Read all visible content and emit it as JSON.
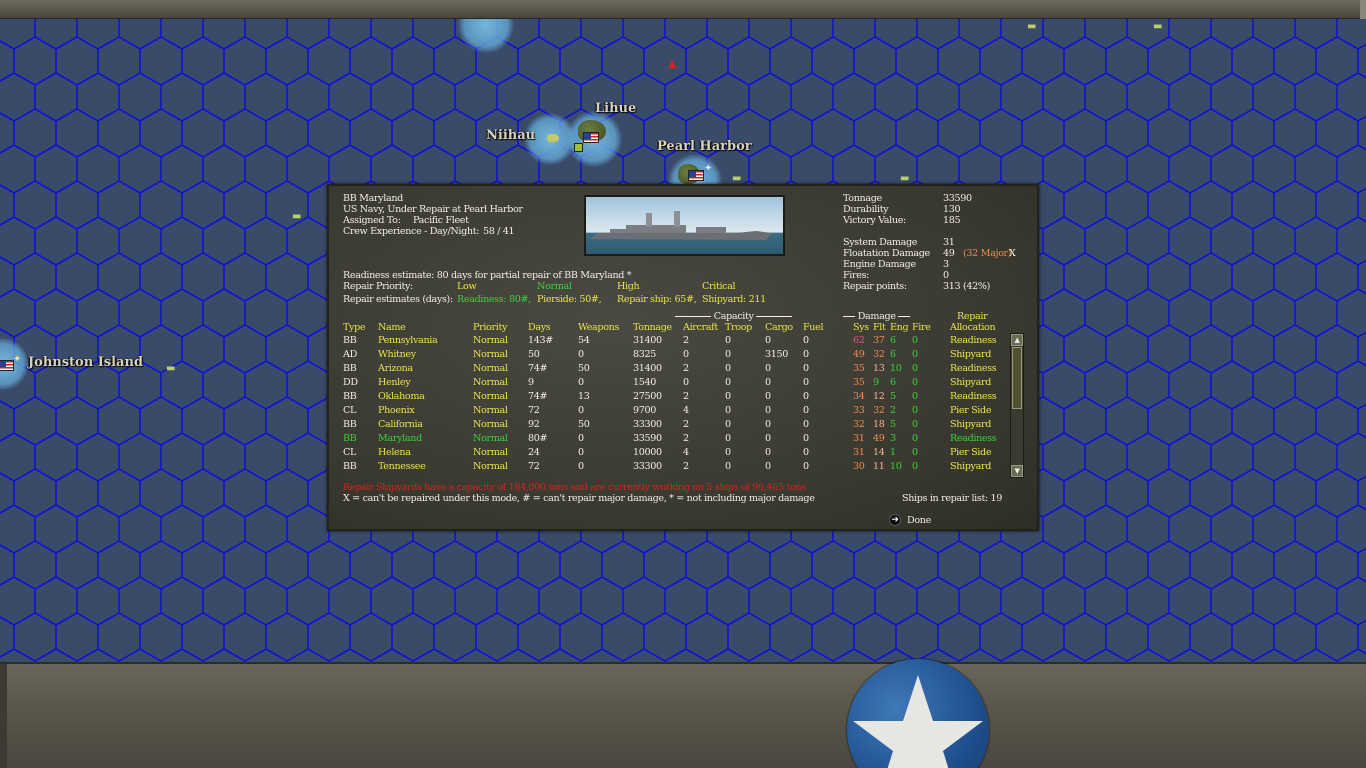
{
  "map": {
    "labels": {
      "lihue": "Lihue",
      "niihau": "Niihau",
      "pearl_harbor": "Pearl Harbor",
      "johnston_island": "Johnston Island"
    }
  },
  "dialog": {
    "ship_title": "BB Maryland",
    "status_line": "US Navy, Under Repair at Pearl Harbor",
    "assigned_label": "Assigned To:",
    "assigned_value": "Pacific Fleet",
    "crew_label": "Crew Experience - Day/Night:",
    "crew_value": "58  /  41",
    "stats": {
      "tonnage_label": "Tonnage",
      "tonnage_value": "33590",
      "durability_label": "Durability",
      "durability_value": "130",
      "victory_label": "Victory Value:",
      "victory_value": "185",
      "system_label": "System Damage",
      "system_value": "31",
      "floatation_label": "Floatation Damage",
      "floatation_value": "49",
      "floatation_major": "(32 Major)",
      "floatation_flag": "X",
      "engine_label": "Engine Damage",
      "engine_value": "3",
      "fires_label": "Fires:",
      "fires_value": "0",
      "repair_points_label": "Repair points:",
      "repair_points_value": "313 (42%)"
    },
    "readiness_estimate": "Readiness estimate: 80 days for partial repair of BB Maryland  *",
    "priority_label": "Repair Priority:",
    "priorities": [
      "Low",
      "Normal",
      "High",
      "Critical"
    ],
    "estimates_label": "Repair estimates (days):",
    "estimates": [
      "Readiness: 80#,",
      "Pierside: 50#,",
      "Repair ship: 65#,",
      "Shipyard: 211"
    ],
    "capacity_group": "Capacity",
    "damage_group": "Damage",
    "repair_group": "Repair",
    "columns": [
      "Type",
      "Name",
      "Priority",
      "Days",
      "Weapons",
      "Tonnage",
      "Aircraft",
      "Troop",
      "Cargo",
      "Fuel",
      "Sys",
      "Flt",
      "Eng",
      "Fire",
      "Allocation"
    ],
    "rows": [
      {
        "type": "BB",
        "name": "Pennsylvania",
        "priority": "Normal",
        "days": "143#",
        "weapons": "54",
        "tonnage": "31400",
        "aircraft": "2",
        "troop": "0",
        "cargo": "0",
        "fuel": "0",
        "sys": "62",
        "flt": "37",
        "eng": "6",
        "fire": "0",
        "allocation": "Readiness",
        "selected": false
      },
      {
        "type": "AD",
        "name": "Whitney",
        "priority": "Normal",
        "days": "50",
        "weapons": "0",
        "tonnage": "8325",
        "aircraft": "0",
        "troop": "0",
        "cargo": "3150",
        "fuel": "0",
        "sys": "49",
        "flt": "32",
        "eng": "6",
        "fire": "0",
        "allocation": "Shipyard",
        "selected": false
      },
      {
        "type": "BB",
        "name": "Arizona",
        "priority": "Normal",
        "days": "74#",
        "weapons": "50",
        "tonnage": "31400",
        "aircraft": "2",
        "troop": "0",
        "cargo": "0",
        "fuel": "0",
        "sys": "35",
        "flt": "13",
        "eng": "10",
        "fire": "0",
        "allocation": "Readiness",
        "selected": false
      },
      {
        "type": "DD",
        "name": "Henley",
        "priority": "Normal",
        "days": "9",
        "weapons": "0",
        "tonnage": "1540",
        "aircraft": "0",
        "troop": "0",
        "cargo": "0",
        "fuel": "0",
        "sys": "35",
        "flt": "9",
        "eng": "6",
        "fire": "0",
        "allocation": "Shipyard",
        "selected": false
      },
      {
        "type": "BB",
        "name": "Oklahoma",
        "priority": "Normal",
        "days": "74#",
        "weapons": "13",
        "tonnage": "27500",
        "aircraft": "2",
        "troop": "0",
        "cargo": "0",
        "fuel": "0",
        "sys": "34",
        "flt": "12",
        "eng": "5",
        "fire": "0",
        "allocation": "Readiness",
        "selected": false
      },
      {
        "type": "CL",
        "name": "Phoenix",
        "priority": "Normal",
        "days": "72",
        "weapons": "0",
        "tonnage": "9700",
        "aircraft": "4",
        "troop": "0",
        "cargo": "0",
        "fuel": "0",
        "sys": "33",
        "flt": "32",
        "eng": "2",
        "fire": "0",
        "allocation": "Pier Side",
        "selected": false
      },
      {
        "type": "BB",
        "name": "California",
        "priority": "Normal",
        "days": "92",
        "weapons": "50",
        "tonnage": "33300",
        "aircraft": "2",
        "troop": "0",
        "cargo": "0",
        "fuel": "0",
        "sys": "32",
        "flt": "18",
        "eng": "5",
        "fire": "0",
        "allocation": "Shipyard",
        "selected": false
      },
      {
        "type": "BB",
        "name": "Maryland",
        "priority": "Normal",
        "days": "80#",
        "weapons": "0",
        "tonnage": "33590",
        "aircraft": "2",
        "troop": "0",
        "cargo": "0",
        "fuel": "0",
        "sys": "31",
        "flt": "49",
        "eng": "3",
        "fire": "0",
        "allocation": "Readiness",
        "selected": true
      },
      {
        "type": "CL",
        "name": "Helena",
        "priority": "Normal",
        "days": "24",
        "weapons": "0",
        "tonnage": "10000",
        "aircraft": "4",
        "troop": "0",
        "cargo": "0",
        "fuel": "0",
        "sys": "31",
        "flt": "14",
        "eng": "1",
        "fire": "0",
        "allocation": "Pier Side",
        "selected": false
      },
      {
        "type": "BB",
        "name": "Tennessee",
        "priority": "Normal",
        "days": "72",
        "weapons": "0",
        "tonnage": "33300",
        "aircraft": "2",
        "troop": "0",
        "cargo": "0",
        "fuel": "0",
        "sys": "30",
        "flt": "11",
        "eng": "10",
        "fire": "0",
        "allocation": "Shipyard",
        "selected": false
      }
    ],
    "shipyard_note": "Repair Shipyards have a capacity of 184,000 tons and are currently working on 5 ships of 96,465 tons",
    "legend": "X = can't be repaired under this mode, # = can't repair major damage, * = not including major damage",
    "ships_in_list": "Ships in repair list: 19",
    "done_label": "Done",
    "colors": {
      "header_yellow": "#e8e54a",
      "selected_green": "#3ad33a",
      "damage_orange": "#f08a50",
      "damage_pink": "#e25678",
      "warning_red": "#d8221f"
    }
  }
}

+++

INSTRUCTIONS TO FOLLOW: Copy out all the records exactly, excluding pictures.

EXPECTED OUTPUT:
Read all visible content and emit it as JSON.
{
  "map": {
    "labels": {
      "lihue": "Lihue",
      "niihau": "Niihau",
      "pearl_harbor": "Pearl Harbor",
      "johnston_island": "Johnston Island"
    }
  },
  "dialog": {
    "ship_title": "BB Maryland",
    "status_line": "US Navy, Under Repair at Pearl Harbor",
    "assigned_label": "Assigned To:",
    "assigned_value": "Pacific Fleet",
    "crew_label": "Crew Experience - Day/Night:",
    "crew_value": "58  /  41",
    "stats": {
      "tonnage_label": "Tonnage",
      "tonnage_value": "33590",
      "durability_label": "Durability",
      "durability_value": "130",
      "victory_label": "Victory Value:",
      "victory_value": "185",
      "system_label": "System Damage",
      "system_value": "31",
      "floatation_label": "Floatation Damage",
      "floatation_value": "49",
      "floatation_major": "(32 Major)",
      "floatation_flag": "X",
      "engine_label": "Engine Damage",
      "engine_value": "3",
      "fires_label": "Fires:",
      "fires_value": "0",
      "repair_points_label": "Repair points:",
      "repair_points_value": "313 (42%)"
    },
    "readiness_estimate": "Readiness estimate: 80 days for partial repair of BB Maryland  *",
    "priority_label": "Repair Priority:",
    "priorities": [
      "Low",
      "Normal",
      "High",
      "Critical"
    ],
    "estimates_label": "Repair estimates (days):",
    "estimates": [
      "Readiness: 80#,",
      "Pierside: 50#,",
      "Repair ship: 65#,",
      "Shipyard: 211"
    ],
    "capacity_group": "Capacity",
    "damage_group": "Damage",
    "repair_group": "Repair",
    "columns": [
      "Type",
      "Name",
      "Priority",
      "Days",
      "Weapons",
      "Tonnage",
      "Aircraft",
      "Troop",
      "Cargo",
      "Fuel",
      "Sys",
      "Flt",
      "Eng",
      "Fire",
      "Allocation"
    ],
    "rows": [
      {
        "type": "BB",
        "name": "Pennsylvania",
        "priority": "Normal",
        "days": "143#",
        "weapons": "54",
        "tonnage": "31400",
        "aircraft": "2",
        "troop": "0",
        "cargo": "0",
        "fuel": "0",
        "sys": "62",
        "flt": "37",
        "eng": "6",
        "fire": "0",
        "allocation": "Readiness",
        "selected": false
      },
      {
        "type": "AD",
        "name": "Whitney",
        "priority": "Normal",
        "days": "50",
        "weapons": "0",
        "tonnage": "8325",
        "aircraft": "0",
        "troop": "0",
        "cargo": "3150",
        "fuel": "0",
        "sys": "49",
        "flt": "32",
        "eng": "6",
        "fire": "0",
        "allocation": "Shipyard",
        "selected": false
      },
      {
        "type": "BB",
        "name": "Arizona",
        "priority": "Normal",
        "days": "74#",
        "weapons": "50",
        "tonnage": "31400",
        "aircraft": "2",
        "troop": "0",
        "cargo": "0",
        "fuel": "0",
        "sys": "35",
        "flt": "13",
        "eng": "10",
        "fire": "0",
        "allocation": "Readiness",
        "selected": false
      },
      {
        "type": "DD",
        "name": "Henley",
        "priority": "Normal",
        "days": "9",
        "weapons": "0",
        "tonnage": "1540",
        "aircraft": "0",
        "troop": "0",
        "cargo": "0",
        "fuel": "0",
        "sys": "35",
        "flt": "9",
        "eng": "6",
        "fire": "0",
        "allocation": "Shipyard",
        "selected": false
      },
      {
        "type": "BB",
        "name": "Oklahoma",
        "priority": "Normal",
        "days": "74#",
        "weapons": "13",
        "tonnage": "27500",
        "aircraft": "2",
        "troop": "0",
        "cargo": "0",
        "fuel": "0",
        "sys": "34",
        "flt": "12",
        "eng": "5",
        "fire": "0",
        "allocation": "Readiness",
        "selected": false
      },
      {
        "type": "CL",
        "name": "Phoenix",
        "priority": "Normal",
        "days": "72",
        "weapons": "0",
        "tonnage": "9700",
        "aircraft": "4",
        "troop": "0",
        "cargo": "0",
        "fuel": "0",
        "sys": "33",
        "flt": "32",
        "eng": "2",
        "fire": "0",
        "allocation": "Pier Side",
        "selected": false
      },
      {
        "type": "BB",
        "name": "California",
        "priority": "Normal",
        "days": "92",
        "weapons": "50",
        "tonnage": "33300",
        "aircraft": "2",
        "troop": "0",
        "cargo": "0",
        "fuel": "0",
        "sys": "32",
        "flt": "18",
        "eng": "5",
        "fire": "0",
        "allocation": "Shipyard",
        "selected": false
      },
      {
        "type": "BB",
        "name": "Maryland",
        "priority": "Normal",
        "days": "80#",
        "weapons": "0",
        "tonnage": "33590",
        "aircraft": "2",
        "troop": "0",
        "cargo": "0",
        "fuel": "0",
        "sys": "31",
        "flt": "49",
        "eng": "3",
        "fire": "0",
        "allocation": "Readiness",
        "selected": true
      },
      {
        "type": "CL",
        "name": "Helena",
        "priority": "Normal",
        "days": "24",
        "weapons": "0",
        "tonnage": "10000",
        "aircraft": "4",
        "troop": "0",
        "cargo": "0",
        "fuel": "0",
        "sys": "31",
        "flt": "14",
        "eng": "1",
        "fire": "0",
        "allocation": "Pier Side",
        "selected": false
      },
      {
        "type": "BB",
        "name": "Tennessee",
        "priority": "Normal",
        "days": "72",
        "weapons": "0",
        "tonnage": "33300",
        "aircraft": "2",
        "troop": "0",
        "cargo": "0",
        "fuel": "0",
        "sys": "30",
        "flt": "11",
        "eng": "10",
        "fire": "0",
        "allocation": "Shipyard",
        "selected": false
      }
    ],
    "shipyard_note": "Repair Shipyards have a capacity of 184,000 tons and are currently working on 5 ships of 96,465 tons",
    "legend": "X = can't be repaired under this mode, # = can't repair major damage, * = not including major damage",
    "ships_in_list": "Ships in repair list: 19",
    "done_label": "Done",
    "colors": {
      "header_yellow": "#e8e54a",
      "selected_green": "#3ad33a",
      "damage_orange": "#f08a50",
      "damage_pink": "#e25678",
      "warning_red": "#d8221f"
    }
  }
}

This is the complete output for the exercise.